[Exercise prompt] Count the lines in the data below where the string "name" occurs, please, and give the number alone.

** Begin **

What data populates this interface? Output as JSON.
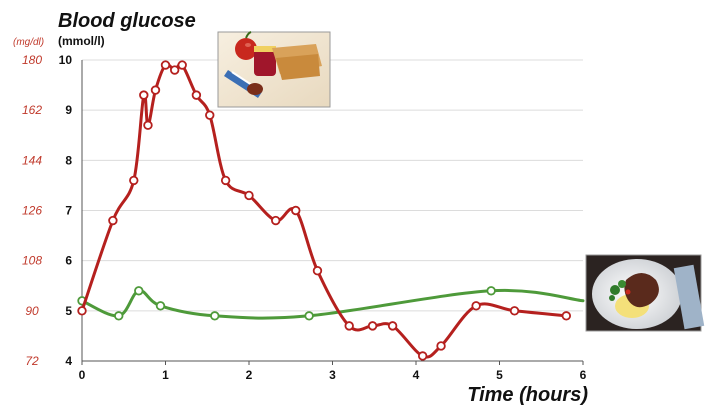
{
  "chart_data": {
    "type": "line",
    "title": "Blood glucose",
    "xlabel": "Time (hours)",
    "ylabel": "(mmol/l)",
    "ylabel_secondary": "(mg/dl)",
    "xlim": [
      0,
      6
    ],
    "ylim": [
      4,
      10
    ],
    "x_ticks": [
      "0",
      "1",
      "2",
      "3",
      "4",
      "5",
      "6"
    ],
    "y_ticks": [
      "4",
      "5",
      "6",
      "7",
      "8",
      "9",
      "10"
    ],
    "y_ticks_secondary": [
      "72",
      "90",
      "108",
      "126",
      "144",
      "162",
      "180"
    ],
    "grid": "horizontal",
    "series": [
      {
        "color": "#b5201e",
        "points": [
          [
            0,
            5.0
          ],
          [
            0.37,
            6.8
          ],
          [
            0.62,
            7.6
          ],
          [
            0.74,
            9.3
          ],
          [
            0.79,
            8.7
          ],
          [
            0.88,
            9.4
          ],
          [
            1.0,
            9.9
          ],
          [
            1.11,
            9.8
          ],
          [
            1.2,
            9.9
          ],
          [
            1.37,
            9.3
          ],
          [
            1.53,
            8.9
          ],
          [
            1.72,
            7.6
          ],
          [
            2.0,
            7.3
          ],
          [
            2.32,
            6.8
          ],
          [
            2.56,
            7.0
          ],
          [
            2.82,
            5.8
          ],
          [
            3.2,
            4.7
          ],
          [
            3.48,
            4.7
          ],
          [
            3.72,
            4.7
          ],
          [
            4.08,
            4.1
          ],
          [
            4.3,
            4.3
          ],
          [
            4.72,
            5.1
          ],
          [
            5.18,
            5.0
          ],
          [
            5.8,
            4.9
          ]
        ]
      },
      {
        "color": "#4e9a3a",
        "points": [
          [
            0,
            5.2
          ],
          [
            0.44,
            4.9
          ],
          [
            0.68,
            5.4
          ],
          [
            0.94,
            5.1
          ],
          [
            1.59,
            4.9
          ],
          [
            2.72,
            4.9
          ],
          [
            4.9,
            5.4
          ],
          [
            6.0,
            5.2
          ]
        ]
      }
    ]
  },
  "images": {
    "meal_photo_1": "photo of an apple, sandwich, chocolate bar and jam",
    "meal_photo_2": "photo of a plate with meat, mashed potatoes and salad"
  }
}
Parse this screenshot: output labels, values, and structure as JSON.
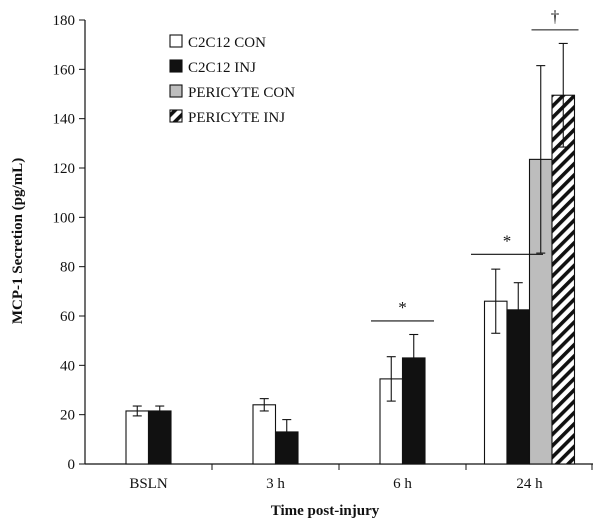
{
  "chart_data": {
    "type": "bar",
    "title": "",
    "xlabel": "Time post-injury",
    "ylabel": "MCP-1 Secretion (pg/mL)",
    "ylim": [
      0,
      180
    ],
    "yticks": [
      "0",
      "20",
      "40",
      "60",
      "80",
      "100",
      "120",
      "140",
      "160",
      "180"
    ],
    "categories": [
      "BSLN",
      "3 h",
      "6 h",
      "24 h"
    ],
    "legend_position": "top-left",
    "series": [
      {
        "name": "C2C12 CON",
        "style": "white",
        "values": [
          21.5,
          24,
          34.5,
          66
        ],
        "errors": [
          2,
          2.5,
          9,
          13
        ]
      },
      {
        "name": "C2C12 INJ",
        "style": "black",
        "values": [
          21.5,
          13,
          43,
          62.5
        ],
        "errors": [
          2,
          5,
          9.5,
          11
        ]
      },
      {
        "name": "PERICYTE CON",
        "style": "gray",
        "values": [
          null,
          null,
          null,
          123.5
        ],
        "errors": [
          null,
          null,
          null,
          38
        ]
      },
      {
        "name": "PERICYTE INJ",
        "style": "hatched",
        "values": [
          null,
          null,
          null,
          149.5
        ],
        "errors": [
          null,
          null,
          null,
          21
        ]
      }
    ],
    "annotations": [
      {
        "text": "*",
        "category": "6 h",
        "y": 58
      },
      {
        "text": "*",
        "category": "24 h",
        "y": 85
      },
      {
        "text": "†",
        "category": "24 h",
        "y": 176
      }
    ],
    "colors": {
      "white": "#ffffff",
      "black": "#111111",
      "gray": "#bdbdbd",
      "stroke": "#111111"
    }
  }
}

** End **

[Solution] 4